TASK.
Reproduce every line of the records below verbatim, omitting the pictures.
** Start **
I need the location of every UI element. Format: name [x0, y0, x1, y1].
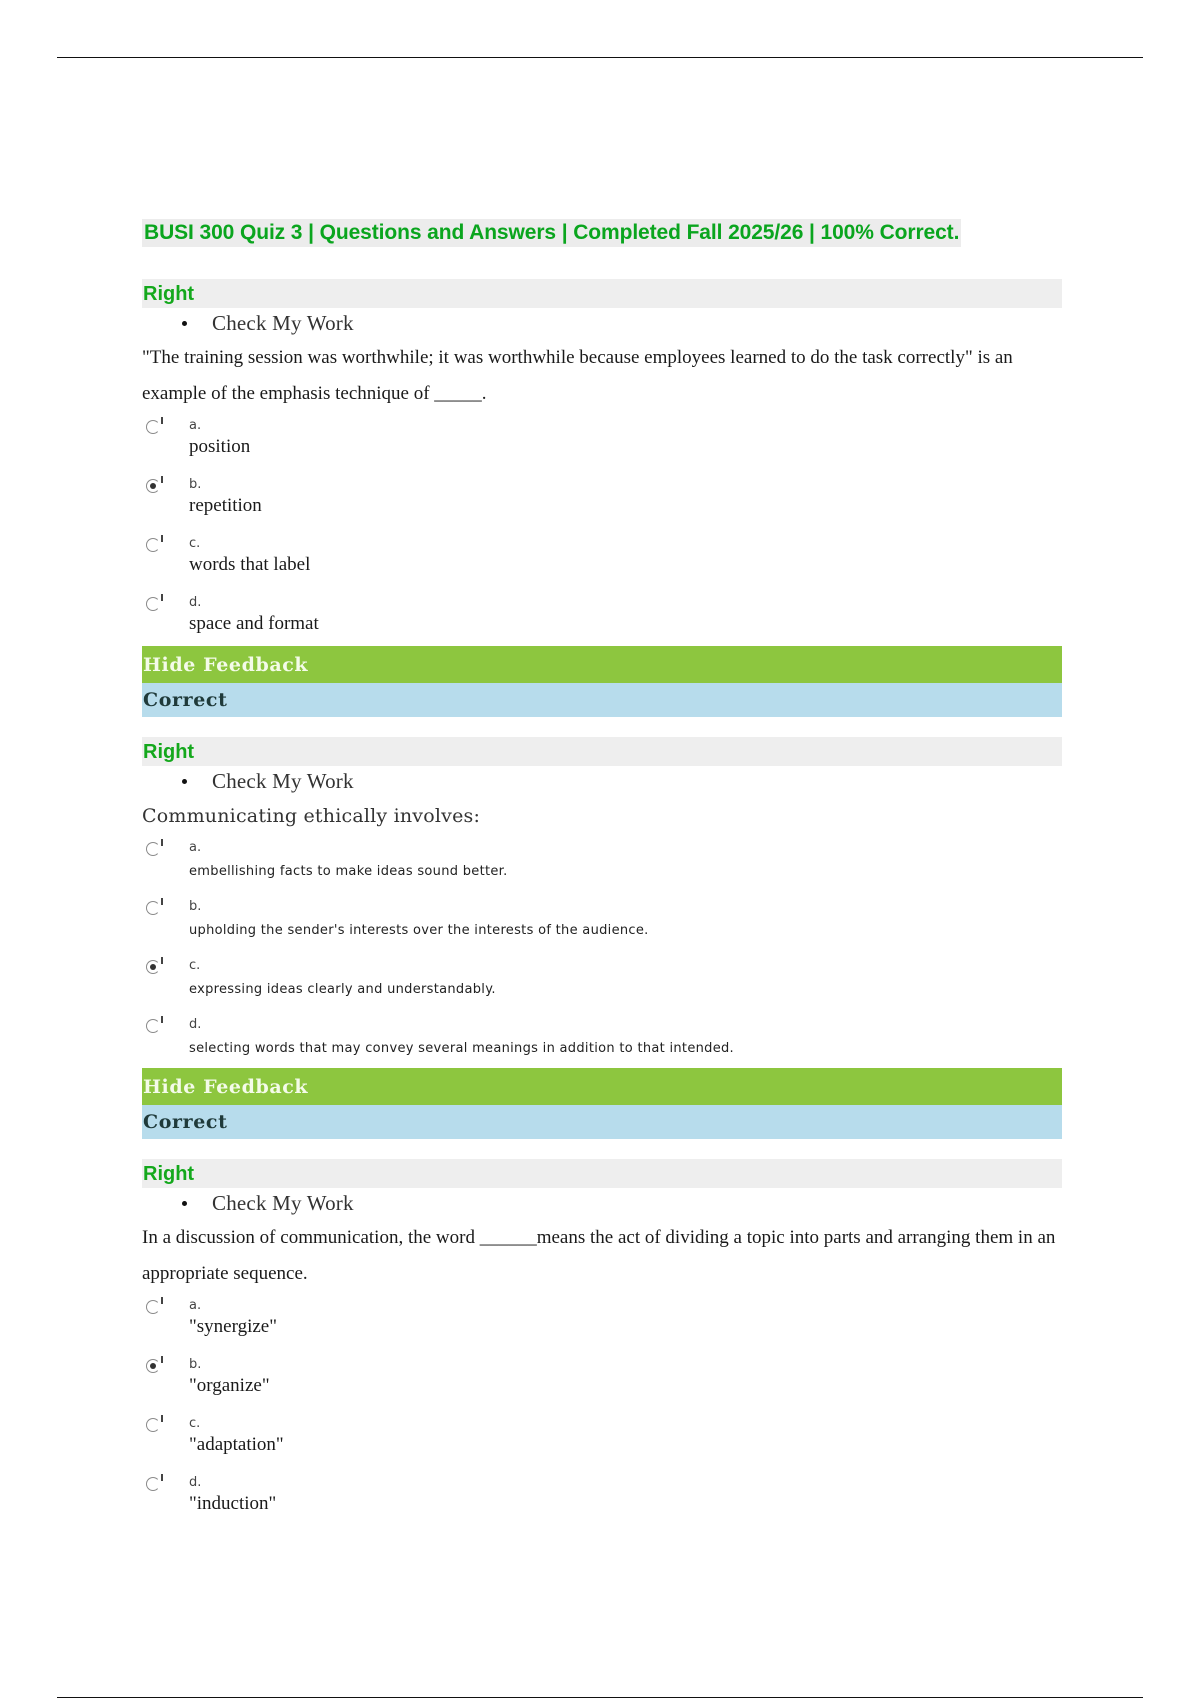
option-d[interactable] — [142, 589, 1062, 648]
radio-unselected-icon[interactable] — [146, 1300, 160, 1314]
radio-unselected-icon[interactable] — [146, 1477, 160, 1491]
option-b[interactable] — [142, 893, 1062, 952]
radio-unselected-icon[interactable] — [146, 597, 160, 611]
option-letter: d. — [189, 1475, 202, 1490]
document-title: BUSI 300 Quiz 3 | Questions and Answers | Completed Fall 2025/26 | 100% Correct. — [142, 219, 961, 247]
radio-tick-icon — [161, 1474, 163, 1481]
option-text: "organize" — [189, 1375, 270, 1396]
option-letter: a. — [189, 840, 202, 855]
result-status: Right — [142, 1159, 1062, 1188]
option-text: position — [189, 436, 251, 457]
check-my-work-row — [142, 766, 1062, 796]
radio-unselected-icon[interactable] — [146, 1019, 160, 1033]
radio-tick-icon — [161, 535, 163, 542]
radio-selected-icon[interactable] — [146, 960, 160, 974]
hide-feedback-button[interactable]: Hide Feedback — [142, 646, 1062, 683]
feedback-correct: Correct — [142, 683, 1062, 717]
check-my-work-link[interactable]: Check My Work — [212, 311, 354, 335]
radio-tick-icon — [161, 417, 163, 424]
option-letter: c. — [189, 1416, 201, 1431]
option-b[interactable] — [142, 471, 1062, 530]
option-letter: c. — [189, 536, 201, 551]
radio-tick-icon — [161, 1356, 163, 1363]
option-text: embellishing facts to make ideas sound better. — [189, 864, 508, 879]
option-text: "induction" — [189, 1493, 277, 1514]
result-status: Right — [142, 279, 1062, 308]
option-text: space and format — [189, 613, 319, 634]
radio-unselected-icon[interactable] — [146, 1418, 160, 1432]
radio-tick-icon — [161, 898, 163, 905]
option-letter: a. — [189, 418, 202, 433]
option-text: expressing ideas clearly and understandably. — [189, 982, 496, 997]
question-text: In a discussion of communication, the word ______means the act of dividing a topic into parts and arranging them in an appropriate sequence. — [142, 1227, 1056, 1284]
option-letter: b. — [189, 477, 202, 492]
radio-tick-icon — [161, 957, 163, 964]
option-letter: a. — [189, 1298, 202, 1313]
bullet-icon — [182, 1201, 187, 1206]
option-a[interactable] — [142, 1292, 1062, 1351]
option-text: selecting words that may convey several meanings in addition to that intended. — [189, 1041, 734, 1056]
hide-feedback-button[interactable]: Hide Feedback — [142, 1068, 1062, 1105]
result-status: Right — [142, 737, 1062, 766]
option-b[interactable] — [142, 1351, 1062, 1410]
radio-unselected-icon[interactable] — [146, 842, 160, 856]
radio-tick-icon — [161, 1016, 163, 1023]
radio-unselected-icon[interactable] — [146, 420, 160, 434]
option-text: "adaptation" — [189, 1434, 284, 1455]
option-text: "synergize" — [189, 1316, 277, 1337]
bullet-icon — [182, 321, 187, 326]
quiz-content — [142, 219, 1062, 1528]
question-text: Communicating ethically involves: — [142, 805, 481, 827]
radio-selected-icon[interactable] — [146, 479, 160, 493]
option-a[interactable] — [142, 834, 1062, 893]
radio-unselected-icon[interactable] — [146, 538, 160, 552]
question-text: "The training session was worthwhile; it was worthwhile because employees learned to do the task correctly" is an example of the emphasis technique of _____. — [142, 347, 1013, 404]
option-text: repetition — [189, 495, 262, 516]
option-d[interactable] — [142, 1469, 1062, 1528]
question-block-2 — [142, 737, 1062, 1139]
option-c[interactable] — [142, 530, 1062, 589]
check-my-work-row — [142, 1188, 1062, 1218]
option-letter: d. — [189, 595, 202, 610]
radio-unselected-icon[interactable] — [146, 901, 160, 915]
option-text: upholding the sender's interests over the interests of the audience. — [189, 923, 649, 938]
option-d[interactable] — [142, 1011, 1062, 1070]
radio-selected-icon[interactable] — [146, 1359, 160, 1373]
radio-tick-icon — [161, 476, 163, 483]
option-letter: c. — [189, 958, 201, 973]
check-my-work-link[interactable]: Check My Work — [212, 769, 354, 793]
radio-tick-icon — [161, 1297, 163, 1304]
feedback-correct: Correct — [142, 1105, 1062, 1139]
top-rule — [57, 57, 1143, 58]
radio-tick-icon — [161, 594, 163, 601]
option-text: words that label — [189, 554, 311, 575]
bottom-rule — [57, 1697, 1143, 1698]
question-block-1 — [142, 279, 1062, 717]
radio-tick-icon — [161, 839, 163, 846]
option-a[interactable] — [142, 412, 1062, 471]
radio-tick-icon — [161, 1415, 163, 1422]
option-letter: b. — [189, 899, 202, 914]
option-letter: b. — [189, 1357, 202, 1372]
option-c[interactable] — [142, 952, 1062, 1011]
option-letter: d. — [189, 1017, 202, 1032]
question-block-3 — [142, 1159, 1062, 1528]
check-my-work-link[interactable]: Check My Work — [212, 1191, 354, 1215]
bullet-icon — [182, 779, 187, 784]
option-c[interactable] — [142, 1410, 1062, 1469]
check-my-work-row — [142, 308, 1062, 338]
** End **
RESPONSE TO THE EXERCISE.
I need the location of every UI element. Format: name [x0, y0, x1, y1].
option-d[interactable] — [142, 589, 1062, 648]
radio-unselected-icon[interactable] — [146, 1300, 160, 1314]
radio-unselected-icon[interactable] — [146, 1477, 160, 1491]
option-b[interactable] — [142, 893, 1062, 952]
radio-unselected-icon[interactable] — [146, 597, 160, 611]
option-letter: d. — [189, 1475, 202, 1490]
document-title: BUSI 300 Quiz 3 | Questions and Answers | Completed Fall 2025/26 | 100% Correct. — [142, 219, 961, 247]
radio-tick-icon — [161, 1474, 163, 1481]
option-text: "organize" — [189, 1375, 270, 1396]
option-letter: a. — [189, 840, 202, 855]
result-status: Right — [142, 1159, 1062, 1188]
option-text: position — [189, 436, 251, 457]
check-my-work-row — [142, 766, 1062, 796]
radio-unselected-icon[interactable] — [146, 1019, 160, 1033]
radio-tick-icon — [161, 535, 163, 542]
radio-selected-icon[interactable] — [146, 960, 160, 974]
hide-feedback-button[interactable]: Hide Feedback — [142, 646, 1062, 683]
feedback-correct: Correct — [142, 683, 1062, 717]
check-my-work-link[interactable]: Check My Work — [212, 311, 354, 335]
radio-tick-icon — [161, 417, 163, 424]
option-letter: c. — [189, 1416, 201, 1431]
option-b[interactable] — [142, 471, 1062, 530]
option-letter: c. — [189, 536, 201, 551]
radio-tick-icon — [161, 1356, 163, 1363]
option-text: embellishing facts to make ideas sound better. — [189, 864, 508, 879]
option-text: "induction" — [189, 1493, 277, 1514]
result-status: Right — [142, 279, 1062, 308]
option-text: space and format — [189, 613, 319, 634]
radio-unselected-icon[interactable] — [146, 1418, 160, 1432]
radio-tick-icon — [161, 898, 163, 905]
option-letter: a. — [189, 418, 202, 433]
option-text: expressing ideas clearly and understandably. — [189, 982, 496, 997]
question-text: In a discussion of communication, the word ______means the act of dividing a topic into parts and arranging them in an appropriate sequence. — [142, 1227, 1056, 1284]
option-letter: b. — [189, 477, 202, 492]
radio-tick-icon — [161, 957, 163, 964]
option-letter: a. — [189, 1298, 202, 1313]
bullet-icon — [182, 1201, 187, 1206]
option-a[interactable] — [142, 1292, 1062, 1351]
option-text: selecting words that may convey several meanings in addition to that intended. — [189, 1041, 734, 1056]
hide-feedback-button[interactable]: Hide Feedback — [142, 1068, 1062, 1105]
result-status: Right — [142, 737, 1062, 766]
option-b[interactable] — [142, 1351, 1062, 1410]
radio-unselected-icon[interactable] — [146, 842, 160, 856]
radio-tick-icon — [161, 1016, 163, 1023]
radio-unselected-icon[interactable] — [146, 420, 160, 434]
option-text: "adaptation" — [189, 1434, 284, 1455]
option-text: "synergize" — [189, 1316, 277, 1337]
bullet-icon — [182, 321, 187, 326]
quiz-content — [142, 219, 1062, 1528]
question-text: Communicating ethically involves: — [142, 805, 481, 827]
radio-selected-icon[interactable] — [146, 479, 160, 493]
option-a[interactable] — [142, 834, 1062, 893]
radio-unselected-icon[interactable] — [146, 538, 160, 552]
question-text: "The training session was worthwhile; it was worthwhile because employees learned to do the task correctly" is an example of the emphasis technique of _____. — [142, 347, 1013, 404]
option-text: repetition — [189, 495, 262, 516]
option-d[interactable] — [142, 1469, 1062, 1528]
question-block-2 — [142, 737, 1062, 1139]
option-c[interactable] — [142, 530, 1062, 589]
check-my-work-row — [142, 1188, 1062, 1218]
option-letter: d. — [189, 595, 202, 610]
radio-unselected-icon[interactable] — [146, 901, 160, 915]
option-text: upholding the sender's interests over the interests of the audience. — [189, 923, 649, 938]
option-d[interactable] — [142, 1011, 1062, 1070]
radio-selected-icon[interactable] — [146, 1359, 160, 1373]
radio-tick-icon — [161, 476, 163, 483]
option-letter: c. — [189, 958, 201, 973]
check-my-work-link[interactable]: Check My Work — [212, 769, 354, 793]
radio-tick-icon — [161, 1297, 163, 1304]
feedback-correct: Correct — [142, 1105, 1062, 1139]
top-rule — [57, 57, 1143, 58]
radio-tick-icon — [161, 594, 163, 601]
option-text: words that label — [189, 554, 311, 575]
bottom-rule — [57, 1697, 1143, 1698]
question-block-1 — [142, 279, 1062, 717]
radio-tick-icon — [161, 839, 163, 846]
option-a[interactable] — [142, 412, 1062, 471]
radio-tick-icon — [161, 1415, 163, 1422]
option-letter: b. — [189, 899, 202, 914]
option-letter: b. — [189, 1357, 202, 1372]
option-c[interactable] — [142, 952, 1062, 1011]
option-letter: d. — [189, 1017, 202, 1032]
question-block-3 — [142, 1159, 1062, 1528]
check-my-work-link[interactable]: Check My Work — [212, 1191, 354, 1215]
bullet-icon — [182, 779, 187, 784]
option-c[interactable] — [142, 1410, 1062, 1469]
check-my-work-row — [142, 308, 1062, 338]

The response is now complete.